# Task prompt:
Print the data word for word, starting with its first line and going on through the line with "station-label: 知内 (70, 574, 92, 587)", including that line.

# Information given:
# # # # #
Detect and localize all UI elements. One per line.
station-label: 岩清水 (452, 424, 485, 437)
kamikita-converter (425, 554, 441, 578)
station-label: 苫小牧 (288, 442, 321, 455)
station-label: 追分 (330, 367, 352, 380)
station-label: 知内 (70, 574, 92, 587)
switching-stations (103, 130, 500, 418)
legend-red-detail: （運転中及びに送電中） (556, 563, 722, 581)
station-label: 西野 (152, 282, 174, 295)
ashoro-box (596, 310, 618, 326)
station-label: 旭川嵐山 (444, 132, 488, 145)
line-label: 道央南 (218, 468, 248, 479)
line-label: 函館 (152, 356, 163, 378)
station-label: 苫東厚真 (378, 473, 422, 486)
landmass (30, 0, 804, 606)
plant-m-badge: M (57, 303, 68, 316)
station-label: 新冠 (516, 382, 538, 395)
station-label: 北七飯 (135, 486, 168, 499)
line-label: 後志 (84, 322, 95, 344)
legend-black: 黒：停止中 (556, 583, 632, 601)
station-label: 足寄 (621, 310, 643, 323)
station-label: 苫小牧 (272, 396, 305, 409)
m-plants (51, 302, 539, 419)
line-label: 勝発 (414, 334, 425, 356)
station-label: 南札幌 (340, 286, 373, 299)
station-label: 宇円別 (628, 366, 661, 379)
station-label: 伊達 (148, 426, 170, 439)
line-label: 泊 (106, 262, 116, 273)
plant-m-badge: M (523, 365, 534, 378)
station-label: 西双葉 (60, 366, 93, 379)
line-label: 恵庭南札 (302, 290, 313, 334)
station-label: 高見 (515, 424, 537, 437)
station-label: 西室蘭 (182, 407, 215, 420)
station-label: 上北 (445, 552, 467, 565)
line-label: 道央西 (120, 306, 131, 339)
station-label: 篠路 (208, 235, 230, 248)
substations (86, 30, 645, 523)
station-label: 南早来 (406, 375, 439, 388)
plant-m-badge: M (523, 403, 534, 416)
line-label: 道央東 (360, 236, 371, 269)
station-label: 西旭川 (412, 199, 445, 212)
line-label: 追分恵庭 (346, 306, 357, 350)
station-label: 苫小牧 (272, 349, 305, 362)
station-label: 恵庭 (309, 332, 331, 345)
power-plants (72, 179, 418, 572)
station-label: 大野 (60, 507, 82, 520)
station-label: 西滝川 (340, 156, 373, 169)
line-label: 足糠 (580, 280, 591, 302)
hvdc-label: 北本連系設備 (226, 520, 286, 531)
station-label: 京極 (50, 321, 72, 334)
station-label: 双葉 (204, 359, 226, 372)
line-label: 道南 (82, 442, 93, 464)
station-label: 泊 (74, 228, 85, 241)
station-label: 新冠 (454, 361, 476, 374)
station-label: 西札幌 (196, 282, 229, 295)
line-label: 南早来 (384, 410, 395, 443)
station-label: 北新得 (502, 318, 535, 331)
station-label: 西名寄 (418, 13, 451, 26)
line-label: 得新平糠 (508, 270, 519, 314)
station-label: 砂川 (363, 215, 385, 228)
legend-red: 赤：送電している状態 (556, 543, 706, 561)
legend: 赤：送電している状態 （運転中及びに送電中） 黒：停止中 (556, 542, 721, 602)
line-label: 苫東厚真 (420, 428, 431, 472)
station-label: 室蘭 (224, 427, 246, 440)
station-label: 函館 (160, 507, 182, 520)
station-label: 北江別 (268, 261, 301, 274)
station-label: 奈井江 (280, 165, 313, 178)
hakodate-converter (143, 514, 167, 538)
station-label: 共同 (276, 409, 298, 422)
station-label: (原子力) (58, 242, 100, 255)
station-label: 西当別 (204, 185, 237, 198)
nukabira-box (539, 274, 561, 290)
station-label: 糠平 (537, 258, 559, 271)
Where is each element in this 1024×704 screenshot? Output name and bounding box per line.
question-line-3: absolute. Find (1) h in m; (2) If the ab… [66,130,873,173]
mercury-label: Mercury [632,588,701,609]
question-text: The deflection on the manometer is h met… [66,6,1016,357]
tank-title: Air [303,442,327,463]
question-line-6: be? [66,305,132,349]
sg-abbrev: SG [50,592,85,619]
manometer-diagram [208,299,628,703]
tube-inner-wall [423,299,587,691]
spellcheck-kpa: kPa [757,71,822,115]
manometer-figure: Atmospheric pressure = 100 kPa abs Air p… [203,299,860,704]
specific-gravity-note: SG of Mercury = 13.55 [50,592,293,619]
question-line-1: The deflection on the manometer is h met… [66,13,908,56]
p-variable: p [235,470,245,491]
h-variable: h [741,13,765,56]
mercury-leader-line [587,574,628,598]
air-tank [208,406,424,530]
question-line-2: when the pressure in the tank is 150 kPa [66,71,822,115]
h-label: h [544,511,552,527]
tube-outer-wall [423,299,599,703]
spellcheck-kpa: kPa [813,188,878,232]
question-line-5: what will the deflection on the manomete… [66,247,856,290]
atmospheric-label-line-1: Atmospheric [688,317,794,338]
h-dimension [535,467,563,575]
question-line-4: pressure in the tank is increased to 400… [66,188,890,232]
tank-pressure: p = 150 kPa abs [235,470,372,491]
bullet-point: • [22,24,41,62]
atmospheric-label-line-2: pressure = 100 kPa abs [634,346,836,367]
# # # # #
# Task answer:
Detect and localize all UI elements. One per line.
station-label: 岩清水 (452, 424, 485, 437)
kamikita-converter (425, 554, 441, 578)
station-label: 苫小牧 (288, 442, 321, 455)
station-label: 追分 (330, 367, 352, 380)
station-label: 知内 (70, 574, 92, 587)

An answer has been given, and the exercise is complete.